» Travail à faire
Extrayez du texte sur le coût du carburant pour les compagnies maritimes le passage qui commence à « Pour les 30 » et se termine à « fièvre du Brent. », sans en modifier un seul mot.

» Texte extrait
Facture énergétique salée
Le carburant est une des principales composantes entrant dans la structure des coûts des compagnies maritimes. Sa part dans les dépenses d’exploitation peut ainsi atteindre 40 à 60 % pour les plus grands navires. Selon Sea-Intelligence, si les prix devaient se maintenir toute l’année au niveau actuel, la facture énergétique pour les transporteurs pourrait s’élever à 7 Md$.
Pour les 30 % de la flotte mondiale de porte-conteneurs équipés de scrubbers, l’ardoise sera moins salée. Les prix du HFO (fuel à haute teneur en soufre) sont encore de 200 à 300 $ inférieurs au VLSFO selon les centres d’avitaillement de navires. Mais ces derniers jours, ils étaient à leur tour gagnés par la fièvre du Brent.

» Extrait de données
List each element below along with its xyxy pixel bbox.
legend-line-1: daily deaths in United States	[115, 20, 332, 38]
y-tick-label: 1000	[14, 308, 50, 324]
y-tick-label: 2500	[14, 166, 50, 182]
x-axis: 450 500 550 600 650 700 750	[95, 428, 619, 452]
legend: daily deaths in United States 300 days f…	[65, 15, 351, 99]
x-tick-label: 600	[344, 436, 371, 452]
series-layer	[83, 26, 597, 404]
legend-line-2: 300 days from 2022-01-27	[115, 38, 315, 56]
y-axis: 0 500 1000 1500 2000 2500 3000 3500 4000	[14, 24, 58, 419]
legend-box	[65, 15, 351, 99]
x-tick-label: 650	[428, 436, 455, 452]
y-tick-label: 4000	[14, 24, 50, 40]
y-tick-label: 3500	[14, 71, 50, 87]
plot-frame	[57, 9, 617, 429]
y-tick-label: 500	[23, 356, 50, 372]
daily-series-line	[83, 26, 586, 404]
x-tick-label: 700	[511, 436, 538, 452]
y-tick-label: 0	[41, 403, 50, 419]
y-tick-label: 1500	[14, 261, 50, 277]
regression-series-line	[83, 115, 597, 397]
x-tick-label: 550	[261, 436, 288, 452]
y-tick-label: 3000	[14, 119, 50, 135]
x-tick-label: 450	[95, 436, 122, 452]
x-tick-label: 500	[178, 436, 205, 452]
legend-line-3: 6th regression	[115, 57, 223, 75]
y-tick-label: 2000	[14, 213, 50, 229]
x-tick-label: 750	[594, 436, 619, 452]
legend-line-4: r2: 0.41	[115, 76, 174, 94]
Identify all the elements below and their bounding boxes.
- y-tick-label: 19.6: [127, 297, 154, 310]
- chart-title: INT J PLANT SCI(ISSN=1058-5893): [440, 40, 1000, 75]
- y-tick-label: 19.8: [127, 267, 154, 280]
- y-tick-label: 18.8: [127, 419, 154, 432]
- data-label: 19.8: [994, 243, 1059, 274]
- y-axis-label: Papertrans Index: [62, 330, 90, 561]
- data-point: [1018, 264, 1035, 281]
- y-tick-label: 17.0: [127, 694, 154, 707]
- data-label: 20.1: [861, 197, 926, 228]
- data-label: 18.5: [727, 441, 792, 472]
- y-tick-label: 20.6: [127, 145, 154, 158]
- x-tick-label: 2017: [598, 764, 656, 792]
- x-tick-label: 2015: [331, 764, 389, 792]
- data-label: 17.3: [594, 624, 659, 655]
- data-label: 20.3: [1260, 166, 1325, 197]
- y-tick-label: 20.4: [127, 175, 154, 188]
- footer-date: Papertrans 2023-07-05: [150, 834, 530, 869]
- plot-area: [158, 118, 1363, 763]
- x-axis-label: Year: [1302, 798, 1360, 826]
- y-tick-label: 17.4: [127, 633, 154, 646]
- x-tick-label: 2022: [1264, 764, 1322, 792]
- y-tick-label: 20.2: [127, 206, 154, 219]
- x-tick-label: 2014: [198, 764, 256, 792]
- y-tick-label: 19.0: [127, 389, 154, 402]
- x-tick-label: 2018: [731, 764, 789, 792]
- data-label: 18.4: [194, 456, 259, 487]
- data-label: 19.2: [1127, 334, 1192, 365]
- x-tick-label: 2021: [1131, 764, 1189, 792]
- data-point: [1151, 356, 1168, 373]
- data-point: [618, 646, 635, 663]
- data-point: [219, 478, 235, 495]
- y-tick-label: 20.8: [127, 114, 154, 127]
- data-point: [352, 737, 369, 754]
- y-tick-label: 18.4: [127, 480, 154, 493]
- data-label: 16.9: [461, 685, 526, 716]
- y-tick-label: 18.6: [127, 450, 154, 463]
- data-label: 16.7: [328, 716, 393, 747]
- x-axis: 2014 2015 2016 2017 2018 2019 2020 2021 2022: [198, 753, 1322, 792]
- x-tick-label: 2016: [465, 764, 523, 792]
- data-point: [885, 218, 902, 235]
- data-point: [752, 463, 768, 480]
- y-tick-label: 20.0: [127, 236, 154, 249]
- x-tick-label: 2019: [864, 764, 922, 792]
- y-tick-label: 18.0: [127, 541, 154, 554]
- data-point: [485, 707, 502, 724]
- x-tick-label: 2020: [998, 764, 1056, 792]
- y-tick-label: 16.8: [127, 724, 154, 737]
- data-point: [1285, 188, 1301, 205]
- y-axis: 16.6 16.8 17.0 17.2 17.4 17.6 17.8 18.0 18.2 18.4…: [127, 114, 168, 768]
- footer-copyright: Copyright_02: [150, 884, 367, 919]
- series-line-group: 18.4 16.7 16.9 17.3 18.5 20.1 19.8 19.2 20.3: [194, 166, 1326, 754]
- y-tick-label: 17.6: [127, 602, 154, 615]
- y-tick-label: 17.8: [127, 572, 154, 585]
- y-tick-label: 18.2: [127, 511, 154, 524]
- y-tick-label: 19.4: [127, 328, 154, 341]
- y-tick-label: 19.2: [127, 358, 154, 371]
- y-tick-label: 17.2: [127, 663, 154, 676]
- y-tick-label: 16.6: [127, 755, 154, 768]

» Réponse rédigée
Pour les 30 % de la flotte mondiale de porte-conteneurs équipés de scrubbers, l’ardoise sera moins salée. Les prix du HFO (fuel à haute teneur en soufre) sont encore de 200 à 300 $ inférieurs au VLSFO selon les centres d’avitaillement de navires. Mais ces derniers jours, ils étaient à leur tour gagnés par la fièvre du Brent.